───── INFORMATION PROVIDED ─────

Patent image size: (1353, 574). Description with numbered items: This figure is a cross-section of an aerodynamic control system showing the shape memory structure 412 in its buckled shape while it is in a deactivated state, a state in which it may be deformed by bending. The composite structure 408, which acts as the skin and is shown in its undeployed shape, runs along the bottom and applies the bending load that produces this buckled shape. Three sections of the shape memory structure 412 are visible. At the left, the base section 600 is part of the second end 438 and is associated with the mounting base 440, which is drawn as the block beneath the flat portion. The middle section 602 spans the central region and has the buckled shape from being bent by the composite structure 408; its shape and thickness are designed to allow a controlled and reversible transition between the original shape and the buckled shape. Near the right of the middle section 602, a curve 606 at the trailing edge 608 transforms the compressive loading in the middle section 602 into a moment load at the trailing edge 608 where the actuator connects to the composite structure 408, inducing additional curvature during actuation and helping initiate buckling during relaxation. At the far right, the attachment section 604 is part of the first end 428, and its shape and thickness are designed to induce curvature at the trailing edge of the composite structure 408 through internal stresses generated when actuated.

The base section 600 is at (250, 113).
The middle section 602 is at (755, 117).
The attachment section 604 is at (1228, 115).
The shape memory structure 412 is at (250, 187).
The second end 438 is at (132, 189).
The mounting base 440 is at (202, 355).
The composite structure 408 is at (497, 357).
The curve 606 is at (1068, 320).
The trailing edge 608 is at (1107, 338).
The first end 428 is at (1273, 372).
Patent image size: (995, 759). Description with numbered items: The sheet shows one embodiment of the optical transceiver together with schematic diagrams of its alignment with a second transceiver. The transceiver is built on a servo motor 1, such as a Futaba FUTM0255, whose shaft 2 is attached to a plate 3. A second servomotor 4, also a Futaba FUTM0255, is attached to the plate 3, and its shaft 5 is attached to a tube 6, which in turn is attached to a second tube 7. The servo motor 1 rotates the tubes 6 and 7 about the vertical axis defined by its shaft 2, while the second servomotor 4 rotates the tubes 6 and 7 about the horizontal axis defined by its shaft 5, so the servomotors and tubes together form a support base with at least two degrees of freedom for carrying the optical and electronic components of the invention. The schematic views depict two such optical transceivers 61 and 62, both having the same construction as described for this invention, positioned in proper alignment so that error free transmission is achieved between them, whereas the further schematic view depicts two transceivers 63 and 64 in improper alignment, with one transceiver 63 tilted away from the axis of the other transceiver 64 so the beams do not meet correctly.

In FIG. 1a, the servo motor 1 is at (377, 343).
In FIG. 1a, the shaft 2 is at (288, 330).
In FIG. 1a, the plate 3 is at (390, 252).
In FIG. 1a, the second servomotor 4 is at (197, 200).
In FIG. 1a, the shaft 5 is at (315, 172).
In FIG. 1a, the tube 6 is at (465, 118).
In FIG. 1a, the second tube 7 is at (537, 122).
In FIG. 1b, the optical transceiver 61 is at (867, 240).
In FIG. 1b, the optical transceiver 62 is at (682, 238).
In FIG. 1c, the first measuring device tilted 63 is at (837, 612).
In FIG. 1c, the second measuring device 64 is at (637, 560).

─────

- TASK OBJECTIVE: Return verbatim the lines of the records above, starting at the line that contains "Patent image size: (995, 759)." and ending after the line that contains "In FIG. 1a, the shaft 2 is at (288, 330).".

- EXERCISE OUTPUT:
Patent image size: (995, 759). Description with numbered items: The sheet shows one embodiment of the optical transceiver together with schematic diagrams of its alignment with a second transceiver. The transceiver is built on a servo motor 1, such as a Futaba FUTM0255, whose shaft 2 is attached to a plate 3. A second servomotor 4, also a Futaba FUTM0255, is attached to the plate 3, and its shaft 5 is attached to a tube 6, which in turn is attached to a second tube 7. The servo motor 1 rotates the tubes 6 and 7 about the vertical axis defined by its shaft 2, while the second servomotor 4 rotates the tubes 6 and 7 about the horizontal axis defined by its shaft 5, so the servomotors and tubes together form a support base with at least two degrees of freedom for carrying the optical and electronic components of the invention. The schematic views depict two such optical transceivers 61 and 62, both having the same construction as described for this invention, positioned in proper alignment so that error free transmission is achieved between them, whereas the further schematic view depicts two transceivers 63 and 64 in improper alignment, with one transceiver 63 tilted away from the axis of the other transceiver 64 so the beams do not meet correctly.

In FIG. 1a, the servo motor 1 is at (377, 343).
In FIG. 1a, the shaft 2 is at (288, 330).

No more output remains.